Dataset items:
------------

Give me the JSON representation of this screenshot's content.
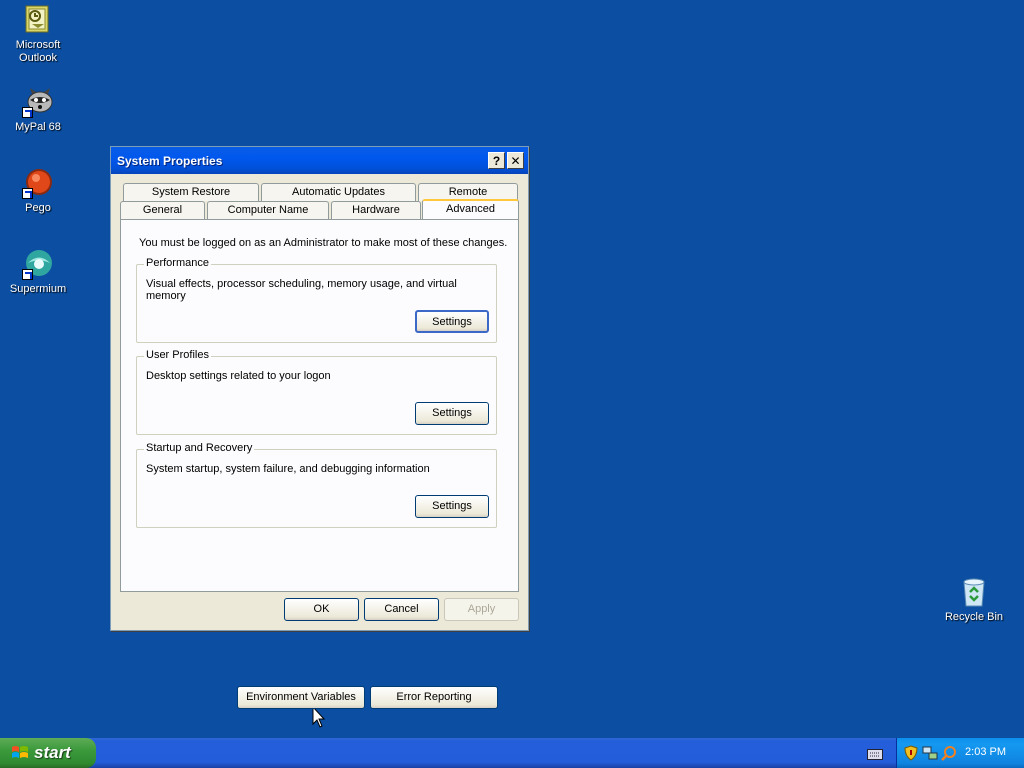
{
  "desktop": {
    "icons": [
      {
        "label": "Microsoft Outlook",
        "icon": "outlook-icon"
      },
      {
        "label": "MyPal 68",
        "icon": "raccoon-icon"
      },
      {
        "label": "Pego",
        "icon": "pego-icon"
      },
      {
        "label": "Supermium",
        "icon": "supermium-icon"
      },
      {
        "label": "Recycle Bin",
        "icon": "recycle-bin-icon"
      }
    ]
  },
  "window": {
    "title": "System Properties",
    "help_btn": "?",
    "close_btn": "✕",
    "tabs_row1": [
      "System Restore",
      "Automatic Updates",
      "Remote"
    ],
    "tabs_row2": [
      "General",
      "Computer Name",
      "Hardware",
      "Advanced"
    ],
    "active_tab": "Advanced",
    "notice": "You must be logged on as an Administrator to make most of these changes.",
    "groups": [
      {
        "title": "Performance",
        "desc": "Visual effects, processor scheduling, memory usage, and virtual memory",
        "button": "Settings"
      },
      {
        "title": "User Profiles",
        "desc": "Desktop settings related to your logon",
        "button": "Settings"
      },
      {
        "title": "Startup and Recovery",
        "desc": "System startup, system failure, and debugging information",
        "button": "Settings"
      }
    ],
    "env_button": "Environment Variables",
    "error_button": "Error Reporting",
    "ok": "OK",
    "cancel": "Cancel",
    "apply": "Apply"
  },
  "taskbar": {
    "start_label": "start",
    "clock": "2:03 PM"
  },
  "colors": {
    "desktop_bg": "#0b4ea2",
    "titlebar": "#0058ee",
    "start_green": "#3c9a3c",
    "tray_blue": "#0f84e0"
  }
}
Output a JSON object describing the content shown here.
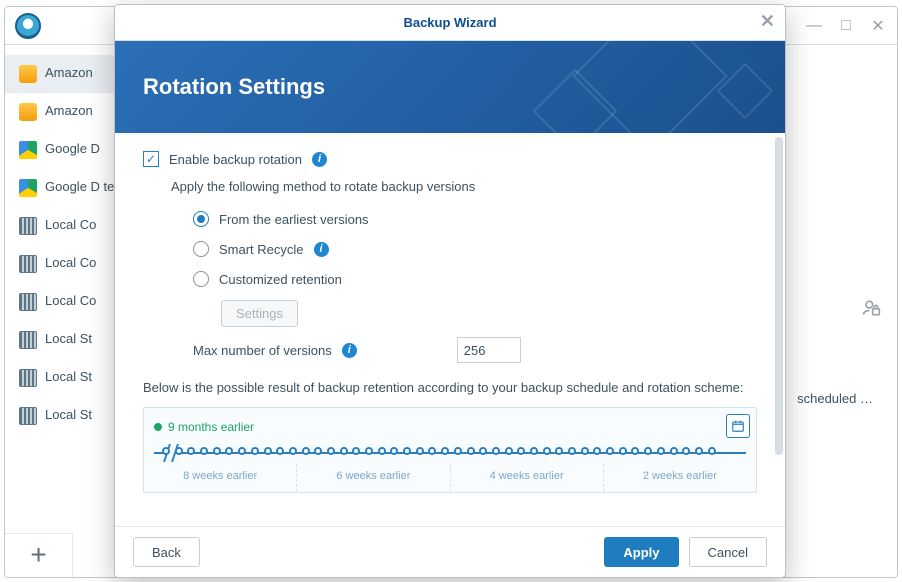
{
  "colors": {
    "accent": "#1f7dbf",
    "heroFrom": "#2b6fb6",
    "heroTo": "#1b4f8d",
    "green": "#1ea362"
  },
  "parentWindow": {
    "truncated_right_text": "scheduled …"
  },
  "sidebar": {
    "items": [
      {
        "label": "Amazon",
        "iconClass": "ic-amazon",
        "selected": true
      },
      {
        "label": "Amazon",
        "iconClass": "ic-amazon"
      },
      {
        "label": "Google D",
        "iconClass": "ic-gdrive"
      },
      {
        "label": "Google D test",
        "iconClass": "ic-gdrive"
      },
      {
        "label": "Local Co",
        "iconClass": "ic-local"
      },
      {
        "label": "Local Co",
        "iconClass": "ic-local"
      },
      {
        "label": "Local Co",
        "iconClass": "ic-local"
      },
      {
        "label": "Local St",
        "iconClass": "ic-local"
      },
      {
        "label": "Local St",
        "iconClass": "ic-local"
      },
      {
        "label": "Local St",
        "iconClass": "ic-local"
      }
    ]
  },
  "wizard": {
    "title": "Backup Wizard",
    "hero": "Rotation Settings",
    "enable_label": "Enable backup rotation",
    "enable_checked": true,
    "apply_hint": "Apply the following method to rotate backup versions",
    "options": {
      "earliest": "From the earliest versions",
      "smart": "Smart Recycle",
      "custom": "Customized retention",
      "selected": "earliest"
    },
    "settings_button": "Settings",
    "max_label": "Max number of versions",
    "max_value": "256",
    "result_hint": "Below is the possible result of backup retention according to your backup schedule and rotation scheme:",
    "viz": {
      "age_label": "9 months earlier",
      "ticks": [
        "8 weeks earlier",
        "6 weeks earlier",
        "4 weeks earlier",
        "2 weeks earlier"
      ]
    },
    "footer": {
      "back": "Back",
      "apply": "Apply",
      "cancel": "Cancel"
    }
  }
}
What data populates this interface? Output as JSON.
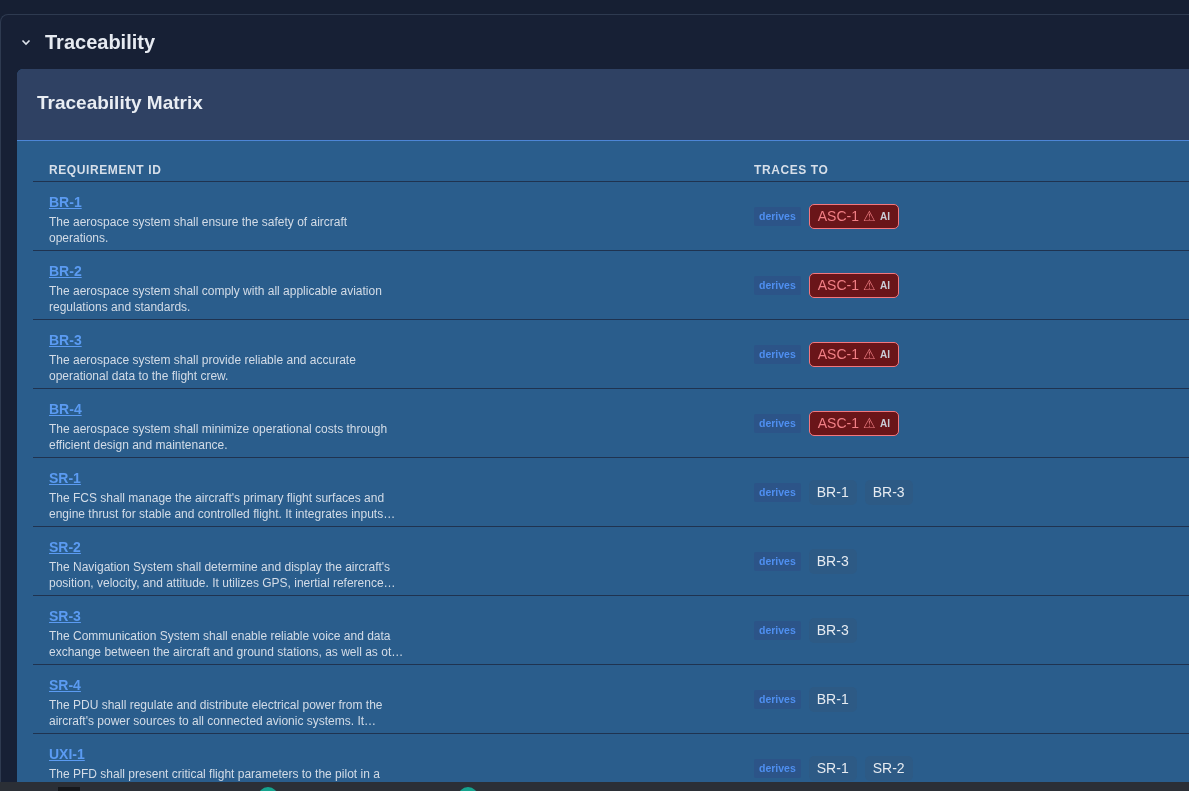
{
  "section": {
    "title": "Traceability",
    "expanded": true
  },
  "card": {
    "title": "Traceability Matrix"
  },
  "table": {
    "columns": [
      "REQUIREMENT ID",
      "TRACES TO"
    ],
    "rows": [
      {
        "id": "BR-1",
        "description": "The aerospace system shall ensure the safety of aircraft operations.",
        "relation": "derives",
        "targets": [
          {
            "label": "ASC-1",
            "kind": "warning",
            "warn": "⚠",
            "tag": "AI"
          }
        ]
      },
      {
        "id": "BR-2",
        "description": "The aerospace system shall comply with all applicable aviation regulations and standards.",
        "relation": "derives",
        "targets": [
          {
            "label": "ASC-1",
            "kind": "warning",
            "warn": "⚠",
            "tag": "AI"
          }
        ]
      },
      {
        "id": "BR-3",
        "description": "The aerospace system shall provide reliable and accurate operational data to the flight crew.",
        "relation": "derives",
        "targets": [
          {
            "label": "ASC-1",
            "kind": "warning",
            "warn": "⚠",
            "tag": "AI"
          }
        ]
      },
      {
        "id": "BR-4",
        "description": "The aerospace system shall minimize operational costs through efficient design and maintenance.",
        "relation": "derives",
        "targets": [
          {
            "label": "ASC-1",
            "kind": "warning",
            "warn": "⚠",
            "tag": "AI"
          }
        ]
      },
      {
        "id": "SR-1",
        "description": "The FCS shall manage the aircraft's primary flight surfaces and engine thrust for stable and controlled flight. It integrates inputs…",
        "relation": "derives",
        "targets": [
          {
            "label": "BR-1",
            "kind": "plain"
          },
          {
            "label": "BR-3",
            "kind": "plain"
          }
        ]
      },
      {
        "id": "SR-2",
        "description": "The Navigation System shall determine and display the aircraft's position, velocity, and attitude. It utilizes GPS, inertial reference…",
        "relation": "derives",
        "targets": [
          {
            "label": "BR-3",
            "kind": "plain"
          }
        ]
      },
      {
        "id": "SR-3",
        "description": "The Communication System shall enable reliable voice and data exchange between the aircraft and ground stations, as well as ot…",
        "relation": "derives",
        "targets": [
          {
            "label": "BR-3",
            "kind": "plain"
          }
        ]
      },
      {
        "id": "SR-4",
        "description": "The PDU shall regulate and distribute electrical power from the aircraft's power sources to all connected avionic systems. It…",
        "relation": "derives",
        "targets": [
          {
            "label": "BR-1",
            "kind": "plain"
          }
        ]
      },
      {
        "id": "UXI-1",
        "description": "The PFD shall present critical flight parameters to the pilot in a",
        "relation": "derives",
        "targets": [
          {
            "label": "SR-1",
            "kind": "plain"
          },
          {
            "label": "SR-2",
            "kind": "plain"
          }
        ]
      }
    ]
  }
}
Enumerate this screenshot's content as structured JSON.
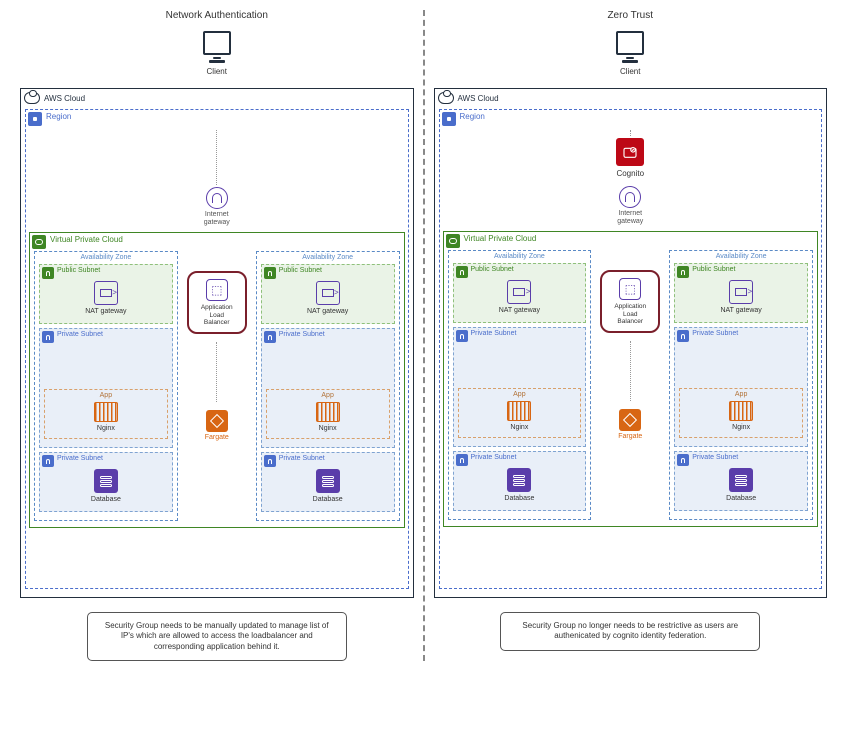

------------

### The request
Gather up every line in the data above that contains the word "retention", copying each one.

### Solved exercise
      "custom": "Customized retention",
    "result_hint": "Below is the possible result of backup retention according to your backup schedule and rotation scheme:",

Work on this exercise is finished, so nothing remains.